## GIVEN REQUEST
From the records below, copy every line that contains the word "Dorsal".

[Records from a collection of figures]
↓

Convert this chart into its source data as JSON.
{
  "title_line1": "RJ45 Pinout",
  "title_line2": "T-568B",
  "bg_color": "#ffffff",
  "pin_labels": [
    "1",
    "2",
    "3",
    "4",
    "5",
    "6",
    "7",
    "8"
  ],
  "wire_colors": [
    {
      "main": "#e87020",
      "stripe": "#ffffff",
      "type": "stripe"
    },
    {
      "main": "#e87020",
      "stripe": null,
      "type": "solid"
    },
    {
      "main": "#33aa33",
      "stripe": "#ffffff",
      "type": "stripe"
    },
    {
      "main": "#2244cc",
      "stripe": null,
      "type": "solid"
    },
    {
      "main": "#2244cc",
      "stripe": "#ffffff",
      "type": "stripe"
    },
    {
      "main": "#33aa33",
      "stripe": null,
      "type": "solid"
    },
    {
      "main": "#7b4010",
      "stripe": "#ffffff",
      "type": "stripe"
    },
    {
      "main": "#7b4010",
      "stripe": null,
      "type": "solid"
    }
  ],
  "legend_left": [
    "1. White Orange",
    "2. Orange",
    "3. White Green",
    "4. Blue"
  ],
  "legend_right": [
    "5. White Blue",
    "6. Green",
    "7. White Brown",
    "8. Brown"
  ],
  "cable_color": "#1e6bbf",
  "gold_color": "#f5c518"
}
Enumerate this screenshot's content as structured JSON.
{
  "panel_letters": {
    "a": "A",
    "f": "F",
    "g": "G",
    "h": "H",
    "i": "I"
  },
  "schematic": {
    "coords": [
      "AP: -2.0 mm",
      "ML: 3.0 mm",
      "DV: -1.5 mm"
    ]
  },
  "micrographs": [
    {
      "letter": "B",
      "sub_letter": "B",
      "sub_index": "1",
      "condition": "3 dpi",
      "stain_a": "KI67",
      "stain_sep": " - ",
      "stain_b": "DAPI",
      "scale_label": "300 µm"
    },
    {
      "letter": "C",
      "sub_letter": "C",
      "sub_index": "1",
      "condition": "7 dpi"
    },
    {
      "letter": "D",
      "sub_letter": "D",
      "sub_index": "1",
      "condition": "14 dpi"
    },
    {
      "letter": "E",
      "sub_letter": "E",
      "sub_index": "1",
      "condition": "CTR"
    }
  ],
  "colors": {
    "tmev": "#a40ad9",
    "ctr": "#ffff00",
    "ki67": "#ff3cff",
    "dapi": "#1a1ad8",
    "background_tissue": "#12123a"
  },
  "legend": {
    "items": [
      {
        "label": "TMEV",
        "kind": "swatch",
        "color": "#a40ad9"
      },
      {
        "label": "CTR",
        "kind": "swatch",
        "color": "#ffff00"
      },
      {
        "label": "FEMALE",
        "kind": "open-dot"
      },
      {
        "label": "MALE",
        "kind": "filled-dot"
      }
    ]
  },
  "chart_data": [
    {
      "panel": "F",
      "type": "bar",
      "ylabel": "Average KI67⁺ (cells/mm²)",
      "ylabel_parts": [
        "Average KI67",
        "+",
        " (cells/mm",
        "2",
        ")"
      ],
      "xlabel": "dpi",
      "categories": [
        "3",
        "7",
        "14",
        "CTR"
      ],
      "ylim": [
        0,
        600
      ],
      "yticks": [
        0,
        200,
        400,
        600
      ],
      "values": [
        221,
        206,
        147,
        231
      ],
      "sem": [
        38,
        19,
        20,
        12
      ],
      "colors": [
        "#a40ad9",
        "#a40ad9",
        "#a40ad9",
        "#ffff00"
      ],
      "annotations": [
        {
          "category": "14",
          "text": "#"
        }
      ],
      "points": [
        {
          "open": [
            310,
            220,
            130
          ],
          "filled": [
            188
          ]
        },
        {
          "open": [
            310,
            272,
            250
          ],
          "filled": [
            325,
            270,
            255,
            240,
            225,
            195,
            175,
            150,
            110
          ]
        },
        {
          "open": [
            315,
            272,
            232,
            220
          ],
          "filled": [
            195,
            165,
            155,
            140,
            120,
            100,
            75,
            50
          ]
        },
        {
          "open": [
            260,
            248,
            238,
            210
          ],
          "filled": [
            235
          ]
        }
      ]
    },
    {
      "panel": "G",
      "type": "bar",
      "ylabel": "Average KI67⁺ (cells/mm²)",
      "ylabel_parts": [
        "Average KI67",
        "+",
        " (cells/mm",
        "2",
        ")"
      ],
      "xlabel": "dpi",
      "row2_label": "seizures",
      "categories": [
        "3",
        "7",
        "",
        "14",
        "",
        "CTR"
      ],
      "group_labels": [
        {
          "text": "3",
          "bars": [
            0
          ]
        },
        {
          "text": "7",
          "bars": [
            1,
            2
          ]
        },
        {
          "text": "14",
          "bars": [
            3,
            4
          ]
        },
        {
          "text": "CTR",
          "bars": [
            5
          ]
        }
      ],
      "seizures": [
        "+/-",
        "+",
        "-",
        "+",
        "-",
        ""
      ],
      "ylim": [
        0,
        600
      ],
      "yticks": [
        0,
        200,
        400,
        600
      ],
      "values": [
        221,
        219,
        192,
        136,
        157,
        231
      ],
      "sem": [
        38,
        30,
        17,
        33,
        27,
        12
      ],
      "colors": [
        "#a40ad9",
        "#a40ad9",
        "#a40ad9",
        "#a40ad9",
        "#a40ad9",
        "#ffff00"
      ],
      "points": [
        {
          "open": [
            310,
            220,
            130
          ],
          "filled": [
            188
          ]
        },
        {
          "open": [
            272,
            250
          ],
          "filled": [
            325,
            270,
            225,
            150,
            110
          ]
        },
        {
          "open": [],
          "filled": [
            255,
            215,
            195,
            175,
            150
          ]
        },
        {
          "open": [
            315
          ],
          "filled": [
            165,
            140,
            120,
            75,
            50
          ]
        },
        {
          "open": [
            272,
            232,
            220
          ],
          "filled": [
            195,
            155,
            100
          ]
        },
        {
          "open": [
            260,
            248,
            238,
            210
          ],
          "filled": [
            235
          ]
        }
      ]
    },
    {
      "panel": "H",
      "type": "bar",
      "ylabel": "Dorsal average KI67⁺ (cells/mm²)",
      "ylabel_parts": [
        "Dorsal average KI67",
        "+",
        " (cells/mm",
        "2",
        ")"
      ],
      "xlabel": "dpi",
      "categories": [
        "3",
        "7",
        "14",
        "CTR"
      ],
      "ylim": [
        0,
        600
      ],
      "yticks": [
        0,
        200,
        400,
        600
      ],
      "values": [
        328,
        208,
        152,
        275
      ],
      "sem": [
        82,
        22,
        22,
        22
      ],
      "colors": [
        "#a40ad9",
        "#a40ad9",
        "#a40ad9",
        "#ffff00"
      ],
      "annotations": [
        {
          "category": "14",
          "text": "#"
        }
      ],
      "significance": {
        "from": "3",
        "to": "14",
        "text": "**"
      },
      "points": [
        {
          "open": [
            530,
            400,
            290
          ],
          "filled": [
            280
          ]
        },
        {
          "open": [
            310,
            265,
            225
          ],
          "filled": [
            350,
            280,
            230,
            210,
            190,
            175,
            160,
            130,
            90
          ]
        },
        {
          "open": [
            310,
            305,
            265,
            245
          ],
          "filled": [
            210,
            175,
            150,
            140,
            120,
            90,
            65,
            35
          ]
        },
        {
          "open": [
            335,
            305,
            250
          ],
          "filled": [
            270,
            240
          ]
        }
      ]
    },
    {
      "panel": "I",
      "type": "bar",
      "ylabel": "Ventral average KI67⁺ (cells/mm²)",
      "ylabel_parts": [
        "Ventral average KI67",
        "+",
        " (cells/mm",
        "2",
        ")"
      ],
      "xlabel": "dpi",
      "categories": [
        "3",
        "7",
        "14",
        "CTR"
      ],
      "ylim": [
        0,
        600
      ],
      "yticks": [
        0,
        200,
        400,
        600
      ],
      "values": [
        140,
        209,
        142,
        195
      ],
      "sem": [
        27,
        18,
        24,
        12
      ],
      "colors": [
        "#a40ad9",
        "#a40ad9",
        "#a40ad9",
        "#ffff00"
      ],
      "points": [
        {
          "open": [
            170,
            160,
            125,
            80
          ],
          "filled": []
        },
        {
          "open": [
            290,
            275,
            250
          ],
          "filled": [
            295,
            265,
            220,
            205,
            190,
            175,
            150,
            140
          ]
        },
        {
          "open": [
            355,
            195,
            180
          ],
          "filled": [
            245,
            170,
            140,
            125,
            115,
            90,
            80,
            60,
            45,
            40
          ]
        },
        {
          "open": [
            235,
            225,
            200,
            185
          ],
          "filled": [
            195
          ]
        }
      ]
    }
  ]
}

↑

## SOLUTION
      "ylabel": "Dorsal average KI67⁺ (cells/mm²)",
        "Dorsal average KI67",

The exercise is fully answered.